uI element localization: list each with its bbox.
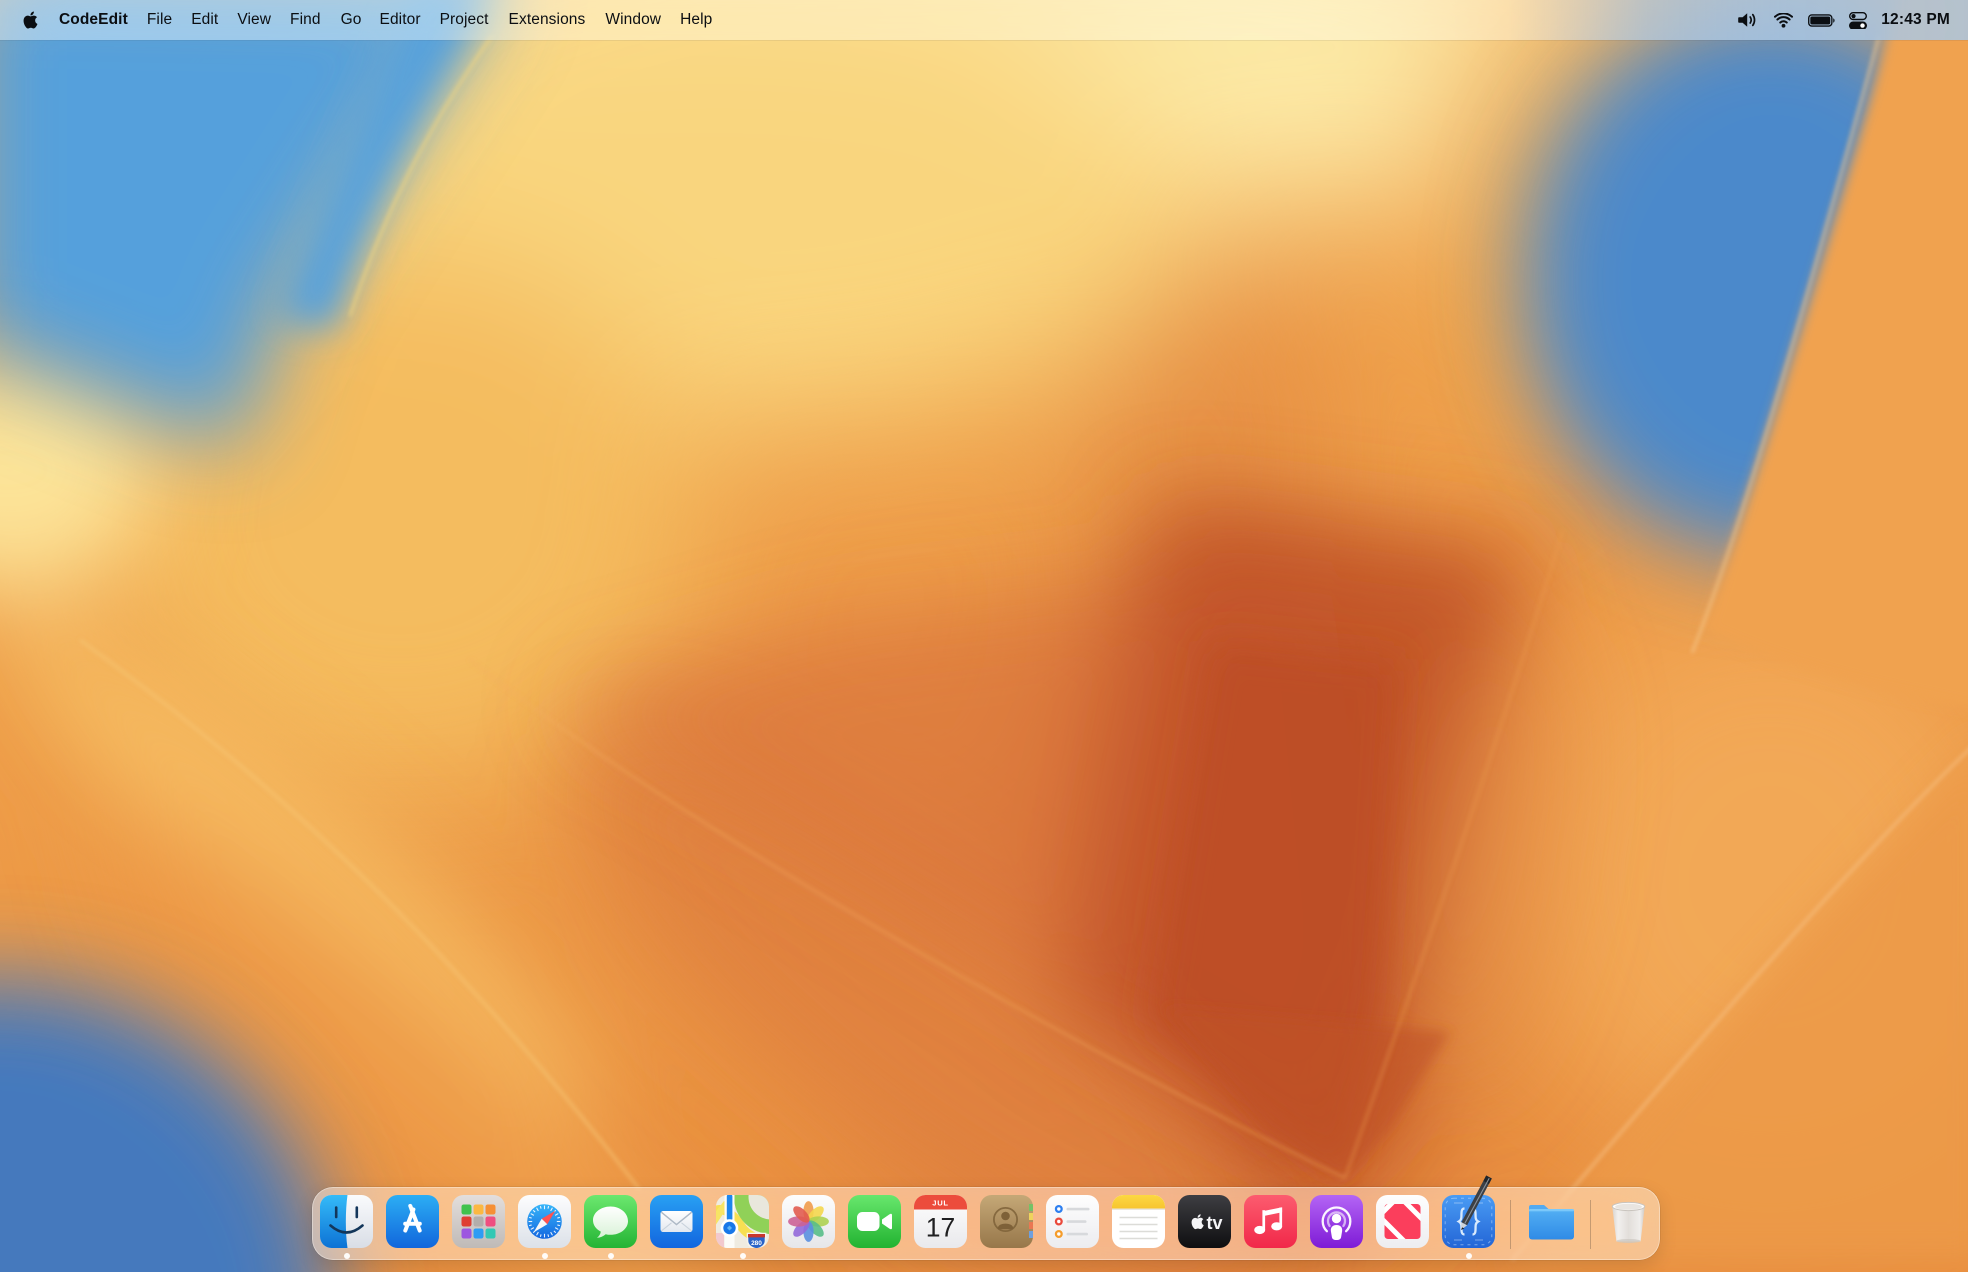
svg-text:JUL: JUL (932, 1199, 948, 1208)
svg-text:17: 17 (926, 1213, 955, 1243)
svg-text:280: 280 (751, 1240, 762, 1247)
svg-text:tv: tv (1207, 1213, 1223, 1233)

——

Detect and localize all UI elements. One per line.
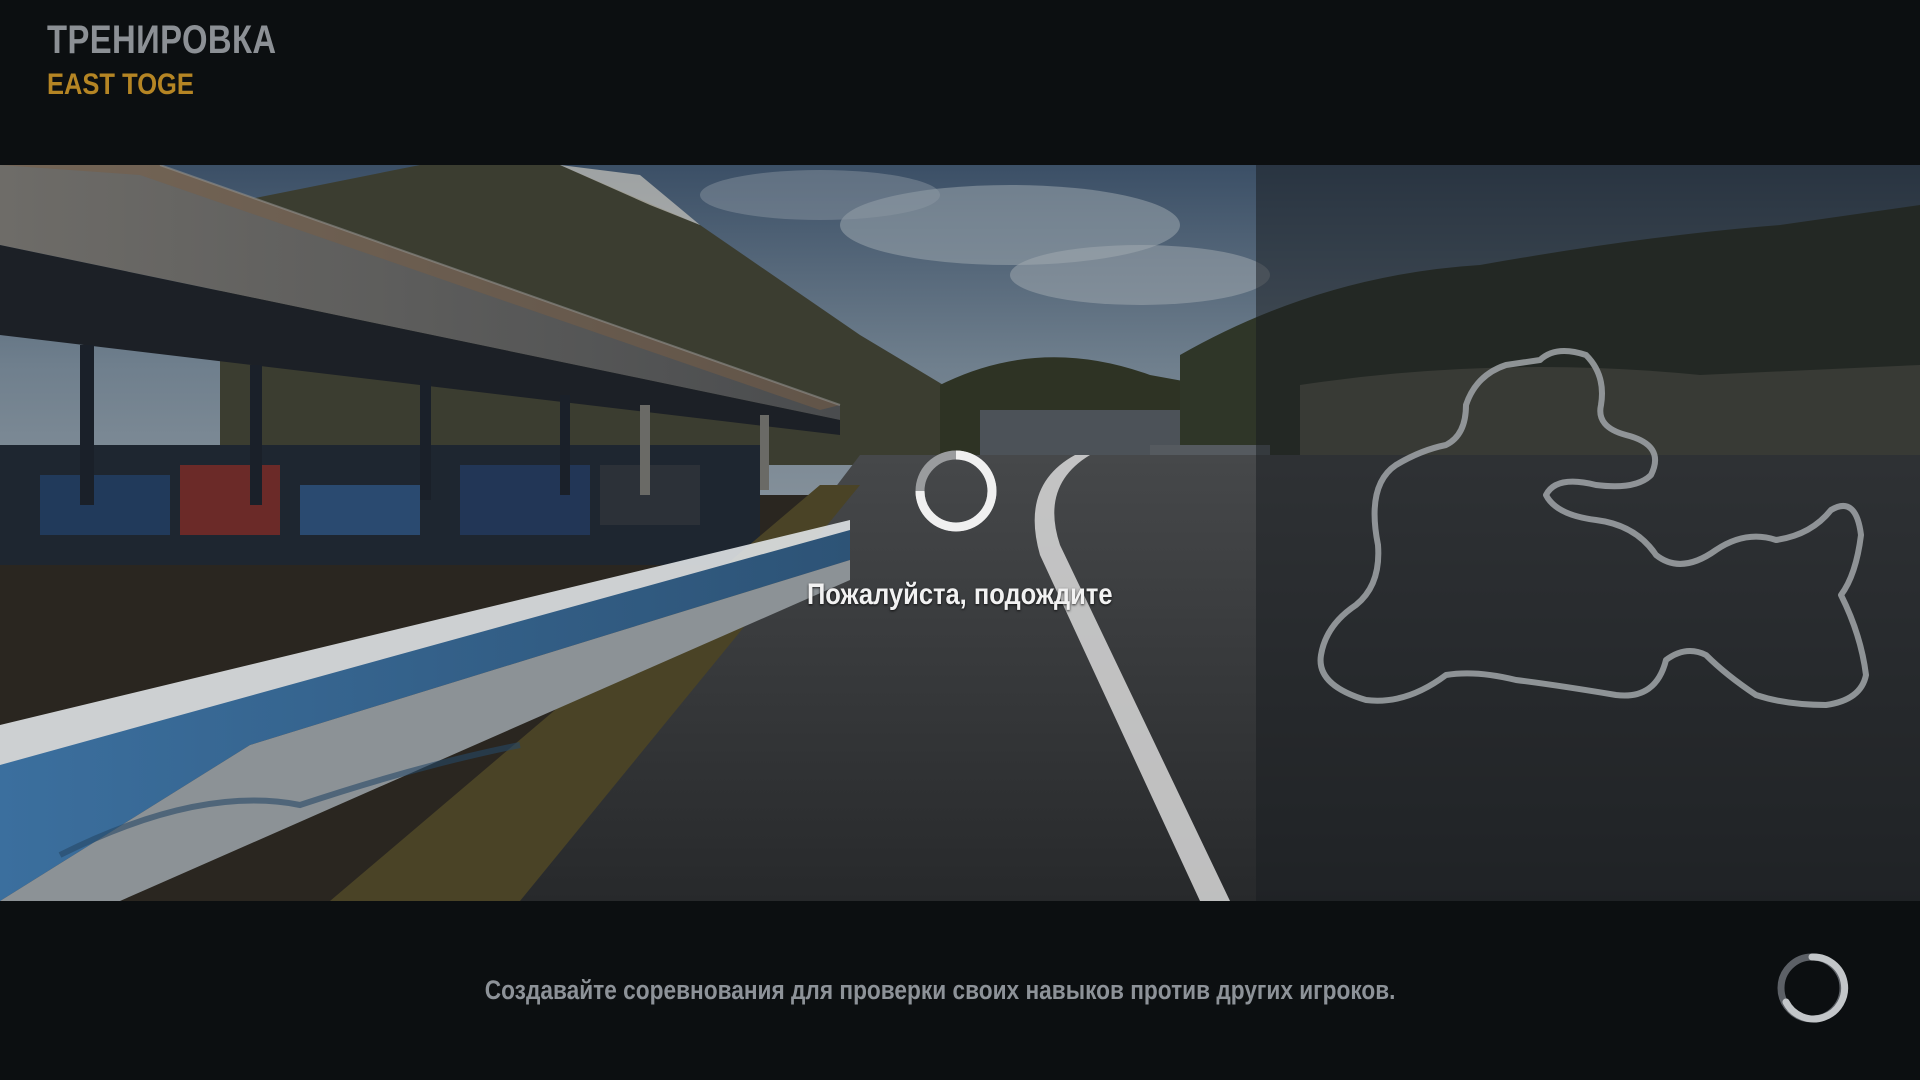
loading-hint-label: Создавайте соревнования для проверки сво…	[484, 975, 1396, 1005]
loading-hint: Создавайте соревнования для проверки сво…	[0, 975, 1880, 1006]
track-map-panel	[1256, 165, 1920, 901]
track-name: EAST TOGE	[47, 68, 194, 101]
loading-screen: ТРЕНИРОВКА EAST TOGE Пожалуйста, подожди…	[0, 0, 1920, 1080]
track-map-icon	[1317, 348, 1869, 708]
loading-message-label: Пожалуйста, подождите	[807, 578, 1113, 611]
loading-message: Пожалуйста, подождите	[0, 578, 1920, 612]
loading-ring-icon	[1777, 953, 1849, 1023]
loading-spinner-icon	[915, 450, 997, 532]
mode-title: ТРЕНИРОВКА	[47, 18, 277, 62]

——

Exercise task =>
Convert the records from the line that has "Detect and localize" through the line that has "165, 1920, 901]" into a JSON list of strings, one string per line, with blank lines and the pictures left out.

Output for this task =>
[
  "Detect and localize all UI elements. One per line.",
  "loading-hint-label: Создавайте соревнования для проверки сво…\t[484, 975, 1396, 1005]",
  "loading-hint: Создавайте соревнования для проверки сво…\t[0, 975, 1880, 1006]",
  "track-map-panel\t[1256, 165, 1920, 901]"
]